====== TRECHO DO TEXTO
Barulho. Tudo começou e começa por aí. Se pararmos para pensar, damos muito mais atenção ao sentido da visão que ao da audição em nosso dia-a-dia, mas o som em si tem uma paisagem que é muito interessante (veja as obras de Murray Schafer para descobrir mais sobre o conceito de "paisagem sonora").
Tanto a música quanto as linguagens começaram com o som, e depois foram para as folhas (e telas). Podemos dizer, de maneira simplista, que o som é mais "real" que a palavra, uma vez que acontece de verdade, sendo um fenômeno físico, diferente da palavra, que é algo criado e munido de significado, mas não vamos problematizar isto agora.
Para você que está estudando idiomas e que deseja um dia entendê-lo (ou já o entende e quer melhorar esta compreensão), o que muda saber que "a linguagem é barulho"? Muda, principalmente, sua mentalidade. Tendemos a ter uma conexão muito forte com a palavra escrita, não nos debruçando devidamente à escuta. Escutar é uma arte. Proponho um experimento.
============
====== DADOS EXTRAÍDOS
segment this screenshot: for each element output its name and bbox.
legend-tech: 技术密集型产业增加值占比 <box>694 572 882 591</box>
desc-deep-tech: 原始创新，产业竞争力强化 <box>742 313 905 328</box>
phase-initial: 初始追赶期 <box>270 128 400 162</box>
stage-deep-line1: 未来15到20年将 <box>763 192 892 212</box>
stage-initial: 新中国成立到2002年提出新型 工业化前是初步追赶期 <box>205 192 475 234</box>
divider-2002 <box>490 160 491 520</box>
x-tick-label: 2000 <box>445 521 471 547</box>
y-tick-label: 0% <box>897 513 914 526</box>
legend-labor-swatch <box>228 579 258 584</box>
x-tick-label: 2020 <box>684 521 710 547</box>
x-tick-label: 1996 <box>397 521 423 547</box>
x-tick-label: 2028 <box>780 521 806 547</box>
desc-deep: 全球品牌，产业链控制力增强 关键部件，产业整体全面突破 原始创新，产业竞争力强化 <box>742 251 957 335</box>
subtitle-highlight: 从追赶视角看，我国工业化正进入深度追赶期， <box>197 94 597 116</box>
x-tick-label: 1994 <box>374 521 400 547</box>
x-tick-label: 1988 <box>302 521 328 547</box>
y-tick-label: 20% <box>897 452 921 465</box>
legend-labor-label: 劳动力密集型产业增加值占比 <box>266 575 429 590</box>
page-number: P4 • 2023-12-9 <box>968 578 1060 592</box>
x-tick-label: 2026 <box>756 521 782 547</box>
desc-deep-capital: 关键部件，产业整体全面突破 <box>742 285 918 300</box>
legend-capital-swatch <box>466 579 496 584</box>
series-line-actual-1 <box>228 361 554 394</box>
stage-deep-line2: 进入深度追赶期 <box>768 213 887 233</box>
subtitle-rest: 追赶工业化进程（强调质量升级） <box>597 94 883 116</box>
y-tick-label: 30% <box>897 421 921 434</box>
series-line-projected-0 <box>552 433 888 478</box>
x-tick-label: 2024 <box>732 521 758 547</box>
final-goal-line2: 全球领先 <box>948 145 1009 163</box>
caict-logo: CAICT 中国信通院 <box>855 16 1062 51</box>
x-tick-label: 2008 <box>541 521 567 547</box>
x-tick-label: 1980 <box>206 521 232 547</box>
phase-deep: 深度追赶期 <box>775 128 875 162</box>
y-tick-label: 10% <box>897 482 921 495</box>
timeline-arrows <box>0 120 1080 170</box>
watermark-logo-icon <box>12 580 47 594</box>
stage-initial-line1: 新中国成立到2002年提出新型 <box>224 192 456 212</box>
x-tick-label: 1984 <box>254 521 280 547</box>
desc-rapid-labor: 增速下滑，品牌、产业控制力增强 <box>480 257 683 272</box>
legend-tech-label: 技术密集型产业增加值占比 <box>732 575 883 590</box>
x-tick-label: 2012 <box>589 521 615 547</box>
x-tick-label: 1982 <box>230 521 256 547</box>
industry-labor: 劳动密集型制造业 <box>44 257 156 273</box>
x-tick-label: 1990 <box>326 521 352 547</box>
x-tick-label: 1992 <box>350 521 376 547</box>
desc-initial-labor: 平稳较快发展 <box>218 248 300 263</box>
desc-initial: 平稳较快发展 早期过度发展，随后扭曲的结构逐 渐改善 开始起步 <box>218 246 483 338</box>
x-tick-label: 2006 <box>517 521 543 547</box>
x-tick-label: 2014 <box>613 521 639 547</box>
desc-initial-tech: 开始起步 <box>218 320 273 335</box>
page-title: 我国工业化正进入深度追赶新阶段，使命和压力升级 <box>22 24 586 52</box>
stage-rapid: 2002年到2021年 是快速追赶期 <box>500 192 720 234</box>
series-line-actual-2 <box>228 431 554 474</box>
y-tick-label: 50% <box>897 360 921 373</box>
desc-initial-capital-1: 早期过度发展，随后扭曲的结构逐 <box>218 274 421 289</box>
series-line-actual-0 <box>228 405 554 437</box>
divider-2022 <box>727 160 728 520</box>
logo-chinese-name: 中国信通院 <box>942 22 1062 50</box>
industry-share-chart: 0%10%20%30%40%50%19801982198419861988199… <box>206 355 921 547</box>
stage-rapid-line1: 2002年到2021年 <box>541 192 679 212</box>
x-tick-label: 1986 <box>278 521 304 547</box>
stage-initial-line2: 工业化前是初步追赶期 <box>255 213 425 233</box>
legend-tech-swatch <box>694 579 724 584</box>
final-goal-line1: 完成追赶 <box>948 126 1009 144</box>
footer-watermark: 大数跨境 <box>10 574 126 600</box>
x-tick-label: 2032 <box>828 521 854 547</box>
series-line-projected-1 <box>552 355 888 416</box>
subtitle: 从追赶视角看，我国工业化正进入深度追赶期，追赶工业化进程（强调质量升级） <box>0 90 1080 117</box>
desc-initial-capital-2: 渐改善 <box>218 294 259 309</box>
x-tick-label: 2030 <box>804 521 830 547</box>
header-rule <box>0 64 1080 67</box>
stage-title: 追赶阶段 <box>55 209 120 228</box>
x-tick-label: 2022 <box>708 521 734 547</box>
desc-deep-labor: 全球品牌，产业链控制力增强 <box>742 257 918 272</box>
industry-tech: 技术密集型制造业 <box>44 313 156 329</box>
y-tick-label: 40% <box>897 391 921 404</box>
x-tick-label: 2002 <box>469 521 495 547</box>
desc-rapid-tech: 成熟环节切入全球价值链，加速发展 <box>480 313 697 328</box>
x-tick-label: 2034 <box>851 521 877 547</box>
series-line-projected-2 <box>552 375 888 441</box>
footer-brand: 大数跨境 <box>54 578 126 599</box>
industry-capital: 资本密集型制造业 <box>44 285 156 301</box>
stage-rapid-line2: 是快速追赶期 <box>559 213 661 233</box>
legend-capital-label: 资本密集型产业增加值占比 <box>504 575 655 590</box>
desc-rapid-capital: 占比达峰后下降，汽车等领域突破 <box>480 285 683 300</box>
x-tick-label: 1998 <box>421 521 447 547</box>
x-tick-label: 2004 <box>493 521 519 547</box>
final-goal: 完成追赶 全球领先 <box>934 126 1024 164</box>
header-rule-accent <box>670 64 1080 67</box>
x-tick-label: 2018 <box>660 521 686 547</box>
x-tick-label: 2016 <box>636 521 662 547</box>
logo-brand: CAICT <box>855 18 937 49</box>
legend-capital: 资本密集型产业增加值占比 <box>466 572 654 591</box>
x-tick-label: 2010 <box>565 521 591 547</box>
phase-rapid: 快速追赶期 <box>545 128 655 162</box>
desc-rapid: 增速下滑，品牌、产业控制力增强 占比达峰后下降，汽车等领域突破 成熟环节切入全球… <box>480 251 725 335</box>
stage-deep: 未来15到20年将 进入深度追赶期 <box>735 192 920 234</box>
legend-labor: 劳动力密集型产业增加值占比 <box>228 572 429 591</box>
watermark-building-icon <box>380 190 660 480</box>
============
• [ATIVIDADES]
A. Traduza para o inglês a seguinte frase do trecho: "Tanto a música quanto as linguagens começaram com o som, e depois foram para as folhas (e telas)."
B. Reescreva em forma de lista, mantendo os fatos principais, o parágrafo do trecho que começa com "Para você que está estudando idiomas".
C. Copie do trecho, sem alterações, tudo o que vai de "Tanto a música" até "problematizar isto agora.".

• [RESPOSTAS ESCRITAS]
A. Both music and languages began with sound, and then moved onto sheets of paper (and screens).

B.
- Para quem estuda idiomas e quer entendê-los, ou já os entende e quer melhorar essa compreensão, saber que "a linguagem é barulho" muda principalmente a mentalidade.
- Tendemos a ter uma conexão muito forte com a palavra escrita e não nos debruçamos devidamente sobre a escuta.
- Escutar é uma arte.
- Propõe-se um experimento.

C.
Tanto a música quanto as linguagens começaram com o som, e depois foram para as folhas (e telas). Podemos dizer, de maneira simplista, que o som é mais "real" que a palavra, uma vez que acontece de verdade, sendo um fenômeno físico, diferente da palavra, que é algo criado e munido de significado, mas não vamos problematizar isto agora.